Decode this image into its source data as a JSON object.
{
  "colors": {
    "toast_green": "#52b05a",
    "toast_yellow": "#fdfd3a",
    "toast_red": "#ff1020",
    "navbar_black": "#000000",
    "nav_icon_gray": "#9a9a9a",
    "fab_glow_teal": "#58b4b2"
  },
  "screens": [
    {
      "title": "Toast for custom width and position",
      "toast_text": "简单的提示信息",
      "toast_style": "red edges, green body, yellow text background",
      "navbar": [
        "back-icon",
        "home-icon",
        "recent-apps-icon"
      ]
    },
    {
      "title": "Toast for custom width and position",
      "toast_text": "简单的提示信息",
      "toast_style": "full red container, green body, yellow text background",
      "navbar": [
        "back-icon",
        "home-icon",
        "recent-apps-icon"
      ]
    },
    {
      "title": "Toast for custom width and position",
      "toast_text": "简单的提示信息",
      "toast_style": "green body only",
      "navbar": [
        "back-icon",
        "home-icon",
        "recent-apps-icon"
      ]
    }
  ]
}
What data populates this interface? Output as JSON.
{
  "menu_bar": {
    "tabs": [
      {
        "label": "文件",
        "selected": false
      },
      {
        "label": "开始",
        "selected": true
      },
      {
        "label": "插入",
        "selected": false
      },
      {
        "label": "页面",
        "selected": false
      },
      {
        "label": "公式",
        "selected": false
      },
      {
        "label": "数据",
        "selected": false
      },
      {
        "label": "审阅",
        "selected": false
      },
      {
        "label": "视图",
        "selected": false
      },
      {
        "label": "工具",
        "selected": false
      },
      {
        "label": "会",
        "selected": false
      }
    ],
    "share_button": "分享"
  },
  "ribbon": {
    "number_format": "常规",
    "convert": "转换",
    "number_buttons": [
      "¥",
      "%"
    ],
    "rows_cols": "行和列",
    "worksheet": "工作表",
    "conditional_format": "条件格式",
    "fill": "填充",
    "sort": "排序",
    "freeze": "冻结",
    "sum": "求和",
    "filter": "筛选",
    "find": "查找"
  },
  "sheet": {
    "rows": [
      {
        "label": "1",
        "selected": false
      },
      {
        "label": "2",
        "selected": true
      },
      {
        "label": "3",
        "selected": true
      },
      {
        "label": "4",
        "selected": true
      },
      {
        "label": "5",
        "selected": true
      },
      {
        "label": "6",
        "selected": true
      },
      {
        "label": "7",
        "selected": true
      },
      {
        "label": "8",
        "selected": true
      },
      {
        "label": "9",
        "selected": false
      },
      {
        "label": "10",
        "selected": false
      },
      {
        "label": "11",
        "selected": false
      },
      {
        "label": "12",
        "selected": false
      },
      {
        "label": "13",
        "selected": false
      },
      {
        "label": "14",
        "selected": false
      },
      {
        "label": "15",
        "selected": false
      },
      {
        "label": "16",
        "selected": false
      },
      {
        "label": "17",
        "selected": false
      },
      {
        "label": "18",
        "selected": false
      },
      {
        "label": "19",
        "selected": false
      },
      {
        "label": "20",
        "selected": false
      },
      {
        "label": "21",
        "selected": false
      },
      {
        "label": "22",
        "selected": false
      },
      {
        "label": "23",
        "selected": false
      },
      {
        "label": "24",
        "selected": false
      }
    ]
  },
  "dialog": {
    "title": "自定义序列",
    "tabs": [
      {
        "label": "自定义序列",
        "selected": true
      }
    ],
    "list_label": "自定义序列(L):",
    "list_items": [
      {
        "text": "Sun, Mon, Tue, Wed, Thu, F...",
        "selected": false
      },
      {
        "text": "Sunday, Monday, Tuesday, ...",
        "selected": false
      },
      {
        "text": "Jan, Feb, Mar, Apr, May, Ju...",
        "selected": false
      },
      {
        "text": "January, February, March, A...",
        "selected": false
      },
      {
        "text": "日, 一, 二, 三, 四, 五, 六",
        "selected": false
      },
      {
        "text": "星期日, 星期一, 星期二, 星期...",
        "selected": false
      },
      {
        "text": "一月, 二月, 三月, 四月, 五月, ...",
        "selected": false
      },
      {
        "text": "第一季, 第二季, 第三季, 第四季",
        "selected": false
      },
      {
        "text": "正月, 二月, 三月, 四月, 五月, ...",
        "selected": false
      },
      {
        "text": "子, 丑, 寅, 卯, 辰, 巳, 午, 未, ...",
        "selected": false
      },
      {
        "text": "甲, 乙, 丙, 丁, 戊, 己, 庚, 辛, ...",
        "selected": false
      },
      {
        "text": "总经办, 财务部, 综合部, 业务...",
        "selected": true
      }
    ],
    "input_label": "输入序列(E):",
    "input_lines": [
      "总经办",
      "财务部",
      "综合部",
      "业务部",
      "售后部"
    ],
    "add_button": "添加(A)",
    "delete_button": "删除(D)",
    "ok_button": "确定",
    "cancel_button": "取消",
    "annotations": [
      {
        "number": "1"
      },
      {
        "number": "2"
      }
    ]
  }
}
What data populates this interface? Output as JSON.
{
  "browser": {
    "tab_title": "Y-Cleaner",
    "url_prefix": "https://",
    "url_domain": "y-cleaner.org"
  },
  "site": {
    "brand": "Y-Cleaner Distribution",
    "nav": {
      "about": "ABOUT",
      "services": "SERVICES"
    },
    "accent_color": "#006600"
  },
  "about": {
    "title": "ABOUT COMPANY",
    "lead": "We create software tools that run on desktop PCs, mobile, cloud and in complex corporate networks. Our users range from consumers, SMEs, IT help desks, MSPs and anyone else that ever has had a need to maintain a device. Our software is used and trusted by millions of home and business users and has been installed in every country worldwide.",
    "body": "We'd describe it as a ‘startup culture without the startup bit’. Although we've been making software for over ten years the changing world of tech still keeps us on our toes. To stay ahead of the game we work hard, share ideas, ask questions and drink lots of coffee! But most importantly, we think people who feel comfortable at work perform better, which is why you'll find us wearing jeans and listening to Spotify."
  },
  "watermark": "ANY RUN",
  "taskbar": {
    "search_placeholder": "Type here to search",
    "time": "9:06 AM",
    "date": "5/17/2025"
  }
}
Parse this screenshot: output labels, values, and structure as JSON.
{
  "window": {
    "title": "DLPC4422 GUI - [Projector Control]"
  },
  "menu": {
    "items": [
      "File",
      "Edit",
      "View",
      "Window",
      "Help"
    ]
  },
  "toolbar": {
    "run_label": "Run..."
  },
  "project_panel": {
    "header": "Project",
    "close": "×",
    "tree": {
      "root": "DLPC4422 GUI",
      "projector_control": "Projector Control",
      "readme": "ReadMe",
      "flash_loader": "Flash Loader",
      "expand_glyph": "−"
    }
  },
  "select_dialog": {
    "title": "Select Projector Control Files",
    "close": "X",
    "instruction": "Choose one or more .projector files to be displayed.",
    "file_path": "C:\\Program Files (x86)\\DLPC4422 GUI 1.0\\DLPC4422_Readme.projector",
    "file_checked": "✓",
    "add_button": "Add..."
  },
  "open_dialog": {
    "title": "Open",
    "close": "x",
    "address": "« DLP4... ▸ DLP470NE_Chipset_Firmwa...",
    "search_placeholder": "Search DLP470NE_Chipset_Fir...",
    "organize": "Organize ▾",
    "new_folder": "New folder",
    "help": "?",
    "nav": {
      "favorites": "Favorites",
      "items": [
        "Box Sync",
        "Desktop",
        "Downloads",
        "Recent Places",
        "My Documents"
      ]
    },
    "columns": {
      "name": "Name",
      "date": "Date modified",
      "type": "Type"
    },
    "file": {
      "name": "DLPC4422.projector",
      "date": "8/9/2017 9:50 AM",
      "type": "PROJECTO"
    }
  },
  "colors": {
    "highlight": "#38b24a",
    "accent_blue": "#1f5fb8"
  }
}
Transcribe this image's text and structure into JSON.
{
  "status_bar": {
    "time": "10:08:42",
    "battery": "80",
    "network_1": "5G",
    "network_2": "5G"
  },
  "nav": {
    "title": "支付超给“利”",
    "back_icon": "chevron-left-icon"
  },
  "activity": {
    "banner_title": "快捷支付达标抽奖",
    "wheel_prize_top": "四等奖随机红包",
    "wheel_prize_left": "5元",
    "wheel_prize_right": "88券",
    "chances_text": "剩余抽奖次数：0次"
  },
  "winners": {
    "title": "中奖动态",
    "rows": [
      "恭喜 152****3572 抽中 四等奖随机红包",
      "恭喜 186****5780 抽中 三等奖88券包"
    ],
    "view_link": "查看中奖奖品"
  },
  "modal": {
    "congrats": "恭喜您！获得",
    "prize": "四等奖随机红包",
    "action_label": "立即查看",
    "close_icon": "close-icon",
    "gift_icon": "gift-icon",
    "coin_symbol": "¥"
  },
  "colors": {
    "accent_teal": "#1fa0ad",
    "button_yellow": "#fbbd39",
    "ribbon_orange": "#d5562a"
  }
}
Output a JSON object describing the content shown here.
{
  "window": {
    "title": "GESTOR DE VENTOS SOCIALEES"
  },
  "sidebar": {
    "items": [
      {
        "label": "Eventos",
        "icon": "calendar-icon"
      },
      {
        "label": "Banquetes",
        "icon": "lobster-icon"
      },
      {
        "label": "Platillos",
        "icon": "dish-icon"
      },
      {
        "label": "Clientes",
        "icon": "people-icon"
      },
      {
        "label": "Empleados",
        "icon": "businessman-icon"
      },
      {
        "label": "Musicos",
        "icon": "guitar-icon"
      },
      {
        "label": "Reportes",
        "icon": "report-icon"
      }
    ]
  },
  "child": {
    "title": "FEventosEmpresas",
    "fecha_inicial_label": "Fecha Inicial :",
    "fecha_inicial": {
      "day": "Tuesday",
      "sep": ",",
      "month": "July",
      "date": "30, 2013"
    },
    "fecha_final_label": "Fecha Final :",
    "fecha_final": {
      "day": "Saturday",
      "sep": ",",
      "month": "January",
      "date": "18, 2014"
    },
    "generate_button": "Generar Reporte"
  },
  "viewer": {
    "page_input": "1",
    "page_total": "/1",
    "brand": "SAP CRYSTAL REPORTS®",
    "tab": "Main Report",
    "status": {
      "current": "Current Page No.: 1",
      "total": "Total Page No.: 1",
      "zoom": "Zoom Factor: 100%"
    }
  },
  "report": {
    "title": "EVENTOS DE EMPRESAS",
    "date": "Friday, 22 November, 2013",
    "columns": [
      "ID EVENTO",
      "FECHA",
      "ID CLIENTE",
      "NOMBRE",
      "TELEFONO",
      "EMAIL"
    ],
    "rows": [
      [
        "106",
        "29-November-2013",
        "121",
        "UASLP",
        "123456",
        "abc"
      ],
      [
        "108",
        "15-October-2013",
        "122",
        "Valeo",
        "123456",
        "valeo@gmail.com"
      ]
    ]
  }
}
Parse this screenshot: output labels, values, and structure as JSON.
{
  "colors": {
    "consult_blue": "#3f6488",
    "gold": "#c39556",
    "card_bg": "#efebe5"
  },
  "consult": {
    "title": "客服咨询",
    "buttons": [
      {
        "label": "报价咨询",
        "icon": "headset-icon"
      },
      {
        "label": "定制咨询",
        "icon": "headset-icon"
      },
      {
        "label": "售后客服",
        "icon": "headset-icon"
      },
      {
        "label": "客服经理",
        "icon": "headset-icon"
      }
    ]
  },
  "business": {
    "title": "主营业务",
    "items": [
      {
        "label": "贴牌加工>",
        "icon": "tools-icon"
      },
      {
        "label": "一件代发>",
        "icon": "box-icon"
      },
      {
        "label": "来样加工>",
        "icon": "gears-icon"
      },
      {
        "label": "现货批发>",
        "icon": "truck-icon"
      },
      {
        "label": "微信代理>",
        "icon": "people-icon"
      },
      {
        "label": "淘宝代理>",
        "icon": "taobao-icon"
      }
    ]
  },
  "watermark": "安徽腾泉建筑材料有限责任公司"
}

Objective - In the records above, locate the lines holding the word "January". Copy each of them.

Complete response -
        "text": "January, February, March, A...",
      "month": "January",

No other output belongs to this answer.